> **WHAT IS BEING ASKED**
Could every line of the data be printed exactly as it reads?

>>>

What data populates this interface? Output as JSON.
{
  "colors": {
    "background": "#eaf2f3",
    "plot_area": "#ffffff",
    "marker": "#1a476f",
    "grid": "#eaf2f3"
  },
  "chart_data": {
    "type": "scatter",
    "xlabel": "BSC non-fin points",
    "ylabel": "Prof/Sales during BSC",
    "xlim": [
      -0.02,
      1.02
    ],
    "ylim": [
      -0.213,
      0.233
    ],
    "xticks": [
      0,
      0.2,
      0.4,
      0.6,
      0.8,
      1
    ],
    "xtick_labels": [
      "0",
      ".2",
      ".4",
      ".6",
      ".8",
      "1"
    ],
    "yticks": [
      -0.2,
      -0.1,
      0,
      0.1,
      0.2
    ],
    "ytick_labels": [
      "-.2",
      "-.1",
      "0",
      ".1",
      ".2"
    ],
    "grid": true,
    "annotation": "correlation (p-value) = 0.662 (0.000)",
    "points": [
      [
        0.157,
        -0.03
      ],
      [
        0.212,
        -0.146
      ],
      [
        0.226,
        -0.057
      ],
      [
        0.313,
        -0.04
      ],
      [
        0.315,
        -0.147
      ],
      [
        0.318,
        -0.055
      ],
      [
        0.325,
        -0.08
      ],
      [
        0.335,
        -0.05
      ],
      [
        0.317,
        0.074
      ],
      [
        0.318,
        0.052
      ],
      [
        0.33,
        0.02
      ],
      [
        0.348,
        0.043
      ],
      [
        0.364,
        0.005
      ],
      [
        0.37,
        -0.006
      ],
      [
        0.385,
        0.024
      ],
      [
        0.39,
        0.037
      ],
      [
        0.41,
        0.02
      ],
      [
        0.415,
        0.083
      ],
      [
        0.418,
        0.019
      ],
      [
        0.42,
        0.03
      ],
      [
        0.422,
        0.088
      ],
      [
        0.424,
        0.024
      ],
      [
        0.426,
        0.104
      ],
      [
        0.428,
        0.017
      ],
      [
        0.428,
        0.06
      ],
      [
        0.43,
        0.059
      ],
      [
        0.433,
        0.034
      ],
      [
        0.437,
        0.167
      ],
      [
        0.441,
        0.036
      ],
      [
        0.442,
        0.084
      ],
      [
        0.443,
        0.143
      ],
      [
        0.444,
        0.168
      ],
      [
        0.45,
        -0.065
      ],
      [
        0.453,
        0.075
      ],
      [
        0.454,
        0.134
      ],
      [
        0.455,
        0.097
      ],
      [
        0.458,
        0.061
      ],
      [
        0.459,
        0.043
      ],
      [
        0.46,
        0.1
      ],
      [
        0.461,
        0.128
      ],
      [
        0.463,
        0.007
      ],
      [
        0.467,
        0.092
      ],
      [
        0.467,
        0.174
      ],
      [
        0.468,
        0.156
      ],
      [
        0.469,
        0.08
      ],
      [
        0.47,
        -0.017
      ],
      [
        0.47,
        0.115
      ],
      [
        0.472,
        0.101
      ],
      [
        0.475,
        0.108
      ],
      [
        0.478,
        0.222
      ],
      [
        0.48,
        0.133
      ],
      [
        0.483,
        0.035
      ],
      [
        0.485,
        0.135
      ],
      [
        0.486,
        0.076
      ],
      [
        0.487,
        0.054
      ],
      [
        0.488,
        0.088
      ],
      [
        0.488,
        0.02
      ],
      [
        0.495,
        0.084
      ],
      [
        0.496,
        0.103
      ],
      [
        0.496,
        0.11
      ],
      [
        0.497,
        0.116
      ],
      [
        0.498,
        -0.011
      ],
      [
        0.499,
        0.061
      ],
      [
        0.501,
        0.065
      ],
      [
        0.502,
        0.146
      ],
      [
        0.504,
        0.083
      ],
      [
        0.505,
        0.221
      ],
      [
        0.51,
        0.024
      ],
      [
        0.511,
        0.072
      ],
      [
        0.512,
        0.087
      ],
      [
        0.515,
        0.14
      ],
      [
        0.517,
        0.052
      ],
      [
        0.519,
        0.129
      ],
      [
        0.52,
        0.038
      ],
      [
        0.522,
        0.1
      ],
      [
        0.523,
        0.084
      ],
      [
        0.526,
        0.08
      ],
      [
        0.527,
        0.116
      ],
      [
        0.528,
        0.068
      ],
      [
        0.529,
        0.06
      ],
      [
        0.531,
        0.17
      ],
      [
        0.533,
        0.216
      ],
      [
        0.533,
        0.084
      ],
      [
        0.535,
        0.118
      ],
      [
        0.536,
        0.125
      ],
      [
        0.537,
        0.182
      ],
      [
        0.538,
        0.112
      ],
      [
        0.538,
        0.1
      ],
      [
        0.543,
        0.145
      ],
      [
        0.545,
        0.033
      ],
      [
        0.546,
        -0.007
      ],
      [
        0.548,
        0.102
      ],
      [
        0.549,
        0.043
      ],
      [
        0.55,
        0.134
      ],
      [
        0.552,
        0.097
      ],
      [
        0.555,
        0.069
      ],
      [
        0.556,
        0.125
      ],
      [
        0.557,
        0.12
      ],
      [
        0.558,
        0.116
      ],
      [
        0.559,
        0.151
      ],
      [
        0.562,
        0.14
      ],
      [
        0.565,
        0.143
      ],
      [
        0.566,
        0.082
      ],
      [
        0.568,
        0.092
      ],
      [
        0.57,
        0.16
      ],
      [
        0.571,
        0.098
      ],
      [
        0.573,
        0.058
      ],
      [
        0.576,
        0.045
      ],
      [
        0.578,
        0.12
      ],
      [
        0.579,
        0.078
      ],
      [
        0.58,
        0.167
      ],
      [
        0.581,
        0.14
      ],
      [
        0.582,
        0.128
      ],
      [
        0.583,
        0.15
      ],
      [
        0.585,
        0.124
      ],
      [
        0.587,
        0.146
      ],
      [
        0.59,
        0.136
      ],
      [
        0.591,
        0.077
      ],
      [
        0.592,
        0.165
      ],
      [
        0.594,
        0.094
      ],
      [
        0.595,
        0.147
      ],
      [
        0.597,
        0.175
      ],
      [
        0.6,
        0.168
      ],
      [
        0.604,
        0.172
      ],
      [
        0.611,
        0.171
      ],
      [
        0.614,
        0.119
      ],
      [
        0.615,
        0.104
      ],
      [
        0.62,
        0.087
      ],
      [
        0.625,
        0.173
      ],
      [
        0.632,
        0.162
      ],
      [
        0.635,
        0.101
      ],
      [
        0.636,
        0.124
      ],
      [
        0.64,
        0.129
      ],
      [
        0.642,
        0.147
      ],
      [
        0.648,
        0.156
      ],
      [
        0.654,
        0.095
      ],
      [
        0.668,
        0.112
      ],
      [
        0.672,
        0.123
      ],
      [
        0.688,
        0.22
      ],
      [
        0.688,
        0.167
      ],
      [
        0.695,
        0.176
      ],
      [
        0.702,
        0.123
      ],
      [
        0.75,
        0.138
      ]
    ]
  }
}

<<<

> **RESPONSE FOR THIS EXERCISE**
What data populates this interface? Output as JSON.
{
  "colors": {
    "background": "#eaf2f3",
    "plot_area": "#ffffff",
    "marker": "#1a476f",
    "grid": "#eaf2f3"
  },
  "chart_data": {
    "type": "scatter",
    "xlabel": "BSC non-fin points",
    "ylabel": "Prof/Sales during BSC",
    "xlim": [
      -0.02,
      1.02
    ],
    "ylim": [
      -0.213,
      0.233
    ],
    "xticks": [
      0,
      0.2,
      0.4,
      0.6,
      0.8,
      1
    ],
    "xtick_labels": [
      "0",
      ".2",
      ".4",
      ".6",
      ".8",
      "1"
    ],
    "yticks": [
      -0.2,
      -0.1,
      0,
      0.1,
      0.2
    ],
    "ytick_labels": [
      "-.2",
      "-.1",
      "0",
      ".1",
      ".2"
    ],
    "grid": true,
    "annotation": "correlation (p-value) = 0.662 (0.000)",
    "points": [
      [
        0.157,
        -0.03
      ],
      [
        0.212,
        -0.146
      ],
      [
        0.226,
        -0.057
      ],
      [
        0.313,
        -0.04
      ],
      [
        0.315,
        -0.147
      ],
      [
        0.318,
        -0.055
      ],
      [
        0.325,
        -0.08
      ],
      [
        0.335,
        -0.05
      ],
      [
        0.317,
        0.074
      ],
      [
        0.318,
        0.052
      ],
      [
        0.33,
        0.02
      ],
      [
        0.348,
        0.043
      ],
      [
        0.364,
        0.005
      ],
      [
        0.37,
        -0.006
      ],
      [
        0.385,
        0.024
      ],
      [
        0.39,
        0.037
      ],
      [
        0.41,
        0.02
      ],
      [
        0.415,
        0.083
      ],
      [
        0.418,
        0.019
      ],
      [
        0.42,
        0.03
      ],
      [
        0.422,
        0.088
      ],
      [
        0.424,
        0.024
      ],
      [
        0.426,
        0.104
      ],
      [
        0.428,
        0.017
      ],
      [
        0.428,
        0.06
      ],
      [
        0.43,
        0.059
      ],
      [
        0.433,
        0.034
      ],
      [
        0.437,
        0.167
      ],
      [
        0.441,
        0.036
      ],
      [
        0.442,
        0.084
      ],
      [
        0.443,
        0.143
      ],
      [
        0.444,
        0.168
      ],
      [
        0.45,
        -0.065
      ],
      [
        0.453,
        0.075
      ],
      [
        0.454,
        0.134
      ],
      [
        0.455,
        0.097
      ],
      [
        0.458,
        0.061
      ],
      [
        0.459,
        0.043
      ],
      [
        0.46,
        0.1
      ],
      [
        0.461,
        0.128
      ],
      [
        0.463,
        0.007
      ],
      [
        0.467,
        0.092
      ],
      [
        0.467,
        0.174
      ],
      [
        0.468,
        0.156
      ],
      [
        0.469,
        0.08
      ],
      [
        0.47,
        -0.017
      ],
      [
        0.47,
        0.115
      ],
      [
        0.472,
        0.101
      ],
      [
        0.475,
        0.108
      ],
      [
        0.478,
        0.222
      ],
      [
        0.48,
        0.133
      ],
      [
        0.483,
        0.035
      ],
      [
        0.485,
        0.135
      ],
      [
        0.486,
        0.076
      ],
      [
        0.487,
        0.054
      ],
      [
        0.488,
        0.088
      ],
      [
        0.488,
        0.02
      ],
      [
        0.495,
        0.084
      ],
      [
        0.496,
        0.103
      ],
      [
        0.496,
        0.11
      ],
      [
        0.497,
        0.116
      ],
      [
        0.498,
        -0.011
      ],
      [
        0.499,
        0.061
      ],
      [
        0.501,
        0.065
      ],
      [
        0.502,
        0.146
      ],
      [
        0.504,
        0.083
      ],
      [
        0.505,
        0.221
      ],
      [
        0.51,
        0.024
      ],
      [
        0.511,
        0.072
      ],
      [
        0.512,
        0.087
      ],
      [
        0.515,
        0.14
      ],
      [
        0.517,
        0.052
      ],
      [
        0.519,
        0.129
      ],
      [
        0.52,
        0.038
      ],
      [
        0.522,
        0.1
      ],
      [
        0.523,
        0.084
      ],
      [
        0.526,
        0.08
      ],
      [
        0.527,
        0.116
      ],
      [
        0.528,
        0.068
      ],
      [
        0.529,
        0.06
      ],
      [
        0.531,
        0.17
      ],
      [
        0.533,
        0.216
      ],
      [
        0.533,
        0.084
      ],
      [
        0.535,
        0.118
      ],
      [
        0.536,
        0.125
      ],
      [
        0.537,
        0.182
      ],
      [
        0.538,
        0.112
      ],
      [
        0.538,
        0.1
      ],
      [
        0.543,
        0.145
      ],
      [
        0.545,
        0.033
      ],
      [
        0.546,
        -0.007
      ],
      [
        0.548,
        0.102
      ],
      [
        0.549,
        0.043
      ],
      [
        0.55,
        0.134
      ],
      [
        0.552,
        0.097
      ],
      [
        0.555,
        0.069
      ],
      [
        0.556,
        0.125
      ],
      [
        0.557,
        0.12
      ],
      [
        0.558,
        0.116
      ],
      [
        0.559,
        0.151
      ],
      [
        0.562,
        0.14
      ],
      [
        0.565,
        0.143
      ],
      [
        0.566,
        0.082
      ],
      [
        0.568,
        0.092
      ],
      [
        0.57,
        0.16
      ],
      [
        0.571,
        0.098
      ],
      [
        0.573,
        0.058
      ],
      [
        0.576,
        0.045
      ],
      [
        0.578,
        0.12
      ],
      [
        0.579,
        0.078
      ],
      [
        0.58,
        0.167
      ],
      [
        0.581,
        0.14
      ],
      [
        0.582,
        0.128
      ],
      [
        0.583,
        0.15
      ],
      [
        0.585,
        0.124
      ],
      [
        0.587,
        0.146
      ],
      [
        0.59,
        0.136
      ],
      [
        0.591,
        0.077
      ],
      [
        0.592,
        0.165
      ],
      [
        0.594,
        0.094
      ],
      [
        0.595,
        0.147
      ],
      [
        0.597,
        0.175
      ],
      [
        0.6,
        0.168
      ],
      [
        0.604,
        0.172
      ],
      [
        0.611,
        0.171
      ],
      [
        0.614,
        0.119
      ],
      [
        0.615,
        0.104
      ],
      [
        0.62,
        0.087
      ],
      [
        0.625,
        0.173
      ],
      [
        0.632,
        0.162
      ],
      [
        0.635,
        0.101
      ],
      [
        0.636,
        0.124
      ],
      [
        0.64,
        0.129
      ],
      [
        0.642,
        0.147
      ],
      [
        0.648,
        0.156
      ],
      [
        0.654,
        0.095
      ],
      [
        0.668,
        0.112
      ],
      [
        0.672,
        0.123
      ],
      [
        0.688,
        0.22
      ],
      [
        0.688,
        0.167
      ],
      [
        0.695,
        0.176
      ],
      [
        0.702,
        0.123
      ],
      [
        0.75,
        0.138
      ]
    ]
  }
}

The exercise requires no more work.